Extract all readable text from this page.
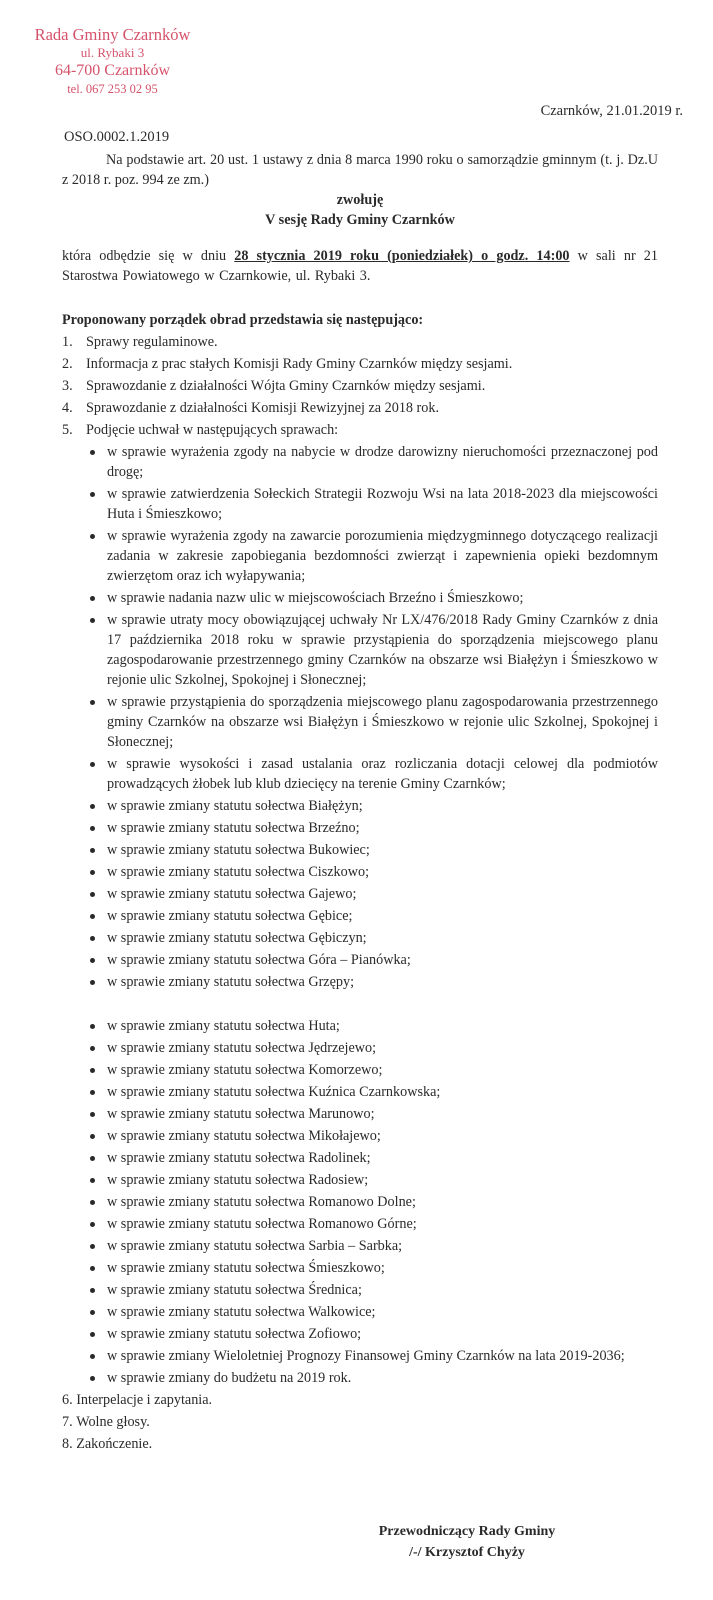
Rada Gminy Czarnków
ul. Rybaki 3
64-700 Czarnków
tel. 067 253 02 95
Czarnków, 21.01.2019 r.
OSO.0002.1.2019

Na podstawie art. 20 ust. 1 ustawy z dnia 8 marca 1990 roku o samorządzie gminnym (t. j. Dz.U z 2018 r. poz. 994 ze zm.)

zwołuję

V sesję Rady Gminy Czarnków

która odbędzie się w dniu 28 stycznia 2019 roku (poniedziałek) o godz. 14:00 w sali nr 21 Starostwa Powiatowego w Czarnkowie, ul. Rybaki 3.

Proponowany porządek obrad przedstawia się następująco:

1. Sprawy regulaminowe.
2. Informacja z prac stałych Komisji Rady Gminy Czarnków między sesjami.
3. Sprawozdanie z działalności Wójta Gminy Czarnków między sesjami.
4. Sprawozdanie z działalności Komisji Rewizyjnej za 2018 rok.
5. Podjęcie uchwał w następujących sprawach:
w sprawie wyrażenia zgody na nabycie w drodze darowizny nieruchomości przeznaczonej pod drogę;
w sprawie zatwierdzenia Sołeckich Strategii Rozwoju Wsi na lata 2018-2023 dla miejscowości Huta i Śmieszkowo;
w sprawie wyrażenia zgody na zawarcie porozumienia międzygminnego dotyczącego realizacji zadania w zakresie zapobiegania bezdomności zwierząt i zapewnienia opieki bezdomnym zwierzętom oraz ich wyłapywania;
w sprawie nadania nazw ulic w miejscowościach Brzeźno i Śmieszkowo;
w sprawie utraty mocy obowiązującej uchwały Nr LX/476/2018 Rady Gminy Czarnków z dnia 17 października 2018 roku w sprawie przystąpienia do sporządzenia miejscowego planu zagospodarowanie przestrzennego gminy Czarnków na obszarze wsi Białężyn i Śmieszkowo w rejonie ulic Szkolnej, Spokojnej i Słonecznej;
w sprawie przystąpienia do sporządzenia miejscowego planu zagospodarowania przestrzennego gminy Czarnków na obszarze wsi Białężyn i Śmieszkowo w rejonie ulic Szkolnej, Spokojnej i Słonecznej;
w sprawie wysokości i zasad ustalania oraz rozliczania dotacji celowej dla podmiotów prowadzących żłobek lub klub dziecięcy na terenie Gminy Czarnków;
w sprawie zmiany statutu sołectwa Białężyn;
w sprawie zmiany statutu sołectwa Brzeźno;
w sprawie zmiany statutu sołectwa Bukowiec;
w sprawie zmiany statutu sołectwa Ciszkowo;
w sprawie zmiany statutu sołectwa Gajewo;
w sprawie zmiany statutu sołectwa Gębice;
w sprawie zmiany statutu sołectwa Gębiczyn;
w sprawie zmiany statutu sołectwa Góra – Pianówka;
w sprawie zmiany statutu sołectwa Grzępy;
w sprawie zmiany statutu sołectwa Huta;
w sprawie zmiany statutu sołectwa Jędrzejewo;
w sprawie zmiany statutu sołectwa Komorzewo;
w sprawie zmiany statutu sołectwa Kuźnica Czarnkowska;
w sprawie zmiany statutu sołectwa Marunowo;
w sprawie zmiany statutu sołectwa Mikołajewo;
w sprawie zmiany statutu sołectwa Radolinek;
w sprawie zmiany statutu sołectwa Radosiew;
w sprawie zmiany statutu sołectwa Romanowo Dolne;
w sprawie zmiany statutu sołectwa Romanowo Górne;
w sprawie zmiany statutu sołectwa Sarbia – Sarbka;
w sprawie zmiany statutu sołectwa Śmieszkowo;
w sprawie zmiany statutu sołectwa Średnica;
w sprawie zmiany statutu sołectwa Walkowice;
w sprawie zmiany statutu sołectwa Zofiowo;
w sprawie zmiany Wieloletniej Prognozy Finansowej Gminy Czarnków na lata 2019-2036;
w sprawie zmiany do budżetu na 2019 rok.
6.
Interpelacje i zapytania.
7.
Wolne głosy.
8.
Zakończenie.
Przewodniczący Rady Gminy
/-/ Krzysztof Chyży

#### What you need to do
Return each line in the records that holds the string "wyrażenia".

#### Response to this exercise
w sprawie wyrażenia zgody na nabycie w drodze darowizny nieruchomości przeznaczonej pod drogę;
w sprawie wyrażenia zgody na zawarcie porozumienia międzygminnego dotyczącego realizacji zadania w zakresie zapobiegania bezdomności zwierząt i zapewnienia opieki bezdomnym zwierzętom oraz ich wyłapywania;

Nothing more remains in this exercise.